**SET EXERCISE**
Scan the entries below and extract each line with the word "小球在A" in it.

STORED DATA start

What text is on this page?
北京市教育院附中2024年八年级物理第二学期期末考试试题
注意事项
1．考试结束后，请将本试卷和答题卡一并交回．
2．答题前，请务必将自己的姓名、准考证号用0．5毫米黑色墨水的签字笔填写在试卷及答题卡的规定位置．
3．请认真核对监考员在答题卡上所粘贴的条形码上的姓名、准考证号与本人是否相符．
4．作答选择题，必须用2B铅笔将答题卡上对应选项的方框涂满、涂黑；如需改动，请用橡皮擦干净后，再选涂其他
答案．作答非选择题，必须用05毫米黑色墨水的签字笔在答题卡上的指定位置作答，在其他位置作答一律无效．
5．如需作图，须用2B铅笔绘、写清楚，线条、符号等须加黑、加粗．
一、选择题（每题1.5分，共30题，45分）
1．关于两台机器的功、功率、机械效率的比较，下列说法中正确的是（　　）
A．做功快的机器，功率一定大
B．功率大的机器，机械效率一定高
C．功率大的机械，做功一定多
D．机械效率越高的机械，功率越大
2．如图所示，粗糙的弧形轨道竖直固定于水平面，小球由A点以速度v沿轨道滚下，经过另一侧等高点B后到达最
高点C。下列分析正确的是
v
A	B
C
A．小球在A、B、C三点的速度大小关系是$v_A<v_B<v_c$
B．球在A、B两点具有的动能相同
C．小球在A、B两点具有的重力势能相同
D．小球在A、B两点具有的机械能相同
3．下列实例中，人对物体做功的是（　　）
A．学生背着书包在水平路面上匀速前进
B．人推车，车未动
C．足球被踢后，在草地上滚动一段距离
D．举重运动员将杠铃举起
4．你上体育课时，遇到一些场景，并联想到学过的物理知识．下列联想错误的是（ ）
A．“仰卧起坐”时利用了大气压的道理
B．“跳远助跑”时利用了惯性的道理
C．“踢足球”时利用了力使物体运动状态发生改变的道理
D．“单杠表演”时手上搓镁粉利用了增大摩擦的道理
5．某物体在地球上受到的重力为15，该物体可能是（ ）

STORED DATA end

**TASK RESULT**
A．小球在A、B、C三点的速度大小关系是$v_A<v_B<v_c$
C．小球在A、B两点具有的重力势能相同
D．小球在A、B两点具有的机械能相同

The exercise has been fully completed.